Every entry must be echoed exactly.

(Data shown):
● ● ● ● ● ● ●

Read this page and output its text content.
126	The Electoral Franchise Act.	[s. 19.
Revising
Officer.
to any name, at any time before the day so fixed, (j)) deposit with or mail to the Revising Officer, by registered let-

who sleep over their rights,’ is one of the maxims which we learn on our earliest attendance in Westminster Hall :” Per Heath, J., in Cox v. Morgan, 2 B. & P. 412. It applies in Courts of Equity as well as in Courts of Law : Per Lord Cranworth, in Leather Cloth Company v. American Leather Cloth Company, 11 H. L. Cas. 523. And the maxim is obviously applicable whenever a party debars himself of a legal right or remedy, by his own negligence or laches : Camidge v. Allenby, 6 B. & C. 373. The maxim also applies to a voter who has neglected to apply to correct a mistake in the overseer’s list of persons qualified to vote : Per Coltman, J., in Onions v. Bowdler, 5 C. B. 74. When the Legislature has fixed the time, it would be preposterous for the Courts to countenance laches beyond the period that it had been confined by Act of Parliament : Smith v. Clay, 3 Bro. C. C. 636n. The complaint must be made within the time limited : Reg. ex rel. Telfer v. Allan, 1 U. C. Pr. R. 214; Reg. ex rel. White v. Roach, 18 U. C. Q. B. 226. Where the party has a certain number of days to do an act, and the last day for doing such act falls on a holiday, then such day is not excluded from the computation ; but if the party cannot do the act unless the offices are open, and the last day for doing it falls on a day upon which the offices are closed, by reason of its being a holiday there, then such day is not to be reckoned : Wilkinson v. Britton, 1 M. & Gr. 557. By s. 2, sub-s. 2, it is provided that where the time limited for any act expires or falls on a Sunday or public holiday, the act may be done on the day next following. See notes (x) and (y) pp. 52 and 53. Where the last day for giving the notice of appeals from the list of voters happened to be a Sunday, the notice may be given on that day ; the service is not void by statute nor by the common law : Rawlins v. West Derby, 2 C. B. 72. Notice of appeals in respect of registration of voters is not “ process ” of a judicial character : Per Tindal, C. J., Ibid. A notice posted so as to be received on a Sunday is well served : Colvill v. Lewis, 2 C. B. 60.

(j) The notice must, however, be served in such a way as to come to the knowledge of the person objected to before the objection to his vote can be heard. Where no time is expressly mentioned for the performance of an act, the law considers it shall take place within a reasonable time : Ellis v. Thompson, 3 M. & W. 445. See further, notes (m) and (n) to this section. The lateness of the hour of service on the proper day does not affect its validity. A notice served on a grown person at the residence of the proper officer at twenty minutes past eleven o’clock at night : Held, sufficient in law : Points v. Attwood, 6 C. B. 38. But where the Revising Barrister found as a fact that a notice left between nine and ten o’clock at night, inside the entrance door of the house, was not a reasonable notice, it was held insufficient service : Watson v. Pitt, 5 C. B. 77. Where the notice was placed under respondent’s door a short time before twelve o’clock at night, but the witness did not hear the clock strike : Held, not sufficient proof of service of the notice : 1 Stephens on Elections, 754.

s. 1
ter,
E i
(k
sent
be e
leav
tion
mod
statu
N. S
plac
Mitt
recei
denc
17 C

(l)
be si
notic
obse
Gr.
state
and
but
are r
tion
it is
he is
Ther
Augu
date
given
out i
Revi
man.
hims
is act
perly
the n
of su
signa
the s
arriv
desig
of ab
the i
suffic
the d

● ● ● ● ● ● ●

(Full solution):
Read this page and output its text content.
126	The Electoral Franchise Act.	[s. 19.
Revising
Officer.
to any name, at any time before the day so fixed, (j)) deposit with or mail to the Revising Officer, by registered let-

who sleep over their rights,’ is one of the maxims which we learn on our earliest attendance in Westminster Hall :” Per Heath, J., in Cox v. Morgan, 2 B. & P. 412. It applies in Courts of Equity as well as in Courts of Law : Per Lord Cranworth, in Leather Cloth Company v. American Leather Cloth Company, 11 H. L. Cas. 523. And the maxim is obviously applicable whenever a party debars himself of a legal right or remedy, by his own negligence or laches : Camidge v. Allenby, 6 B. & C. 373. The maxim also applies to a voter who has neglected to apply to correct a mistake in the overseer’s list of persons qualified to vote : Per Coltman, J., in Onions v. Bowdler, 5 C. B. 74. When the Legislature has fixed the time, it would be preposterous for the Courts to countenance laches beyond the period that it had been confined by Act of Parliament : Smith v. Clay, 3 Bro. C. C. 636n. The complaint must be made within the time limited : Reg. ex rel. Telfer v. Allan, 1 U. C. Pr. R. 214; Reg. ex rel. White v. Roach, 18 U. C. Q. B. 226. Where the party has a certain number of days to do an act, and the last day for doing such act falls on a holiday, then such day is not excluded from the computation ; but if the party cannot do the act unless the offices are open, and the last day for doing it falls on a day upon which the offices are closed, by reason of its being a holiday there, then such day is not to be reckoned : Wilkinson v. Britton, 1 M. & Gr. 557. By s. 2, sub-s. 2, it is provided that where the time limited for any act expires or falls on a Sunday or public holiday, the act may be done on the day next following. See notes (x) and (y) pp. 52 and 53. Where the last day for giving the notice of appeals from the list of voters happened to be a Sunday, the notice may be given on that day ; the service is not void by statute nor by the common law : Rawlins v. West Derby, 2 C. B. 72. Notice of appeals in respect of registration of voters is not “ process ” of a judicial character : Per Tindal, C. J., Ibid. A notice posted so as to be received on a Sunday is well served : Colvill v. Lewis, 2 C. B. 60.

(j) The notice must, however, be served in such a way as to come to the knowledge of the person objected to before the objection to his vote can be heard. Where no time is expressly mentioned for the performance of an act, the law considers it shall take place within a reasonable time : Ellis v. Thompson, 3 M. & W. 445. See further, notes (m) and (n) to this section. The lateness of the hour of service on the proper day does not affect its validity. A notice served on a grown person at the residence of the proper officer at twenty minutes past eleven o’clock at night : Held, sufficient in law : Points v. Attwood, 6 C. B. 38. But where the Revising Barrister found as a fact that a notice left between nine and ten o’clock at night, inside the entrance door of the house, was not a reasonable notice, it was held insufficient service : Watson v. Pitt, 5 C. B. 77. Where the notice was placed under respondent’s door a short time before twelve o’clock at night, but the witness did not hear the clock strike : Held, not sufficient proof of service of the notice : 1 Stephens on Elections, 754.

s. 1
ter,
E i
(k
sent
be e
leav
tion
mod
statu
N. S
plac
Mitt
recei
denc
17 C

(l)
be si
notic
obse
Gr.
state
and
but
are r
tion
it is
he is
Ther
Augu
date
given
out i
Revi
man.
hims
is act
perly
the n
of su
signa
the s
arriv
desig
of ab
the i
suffic
the d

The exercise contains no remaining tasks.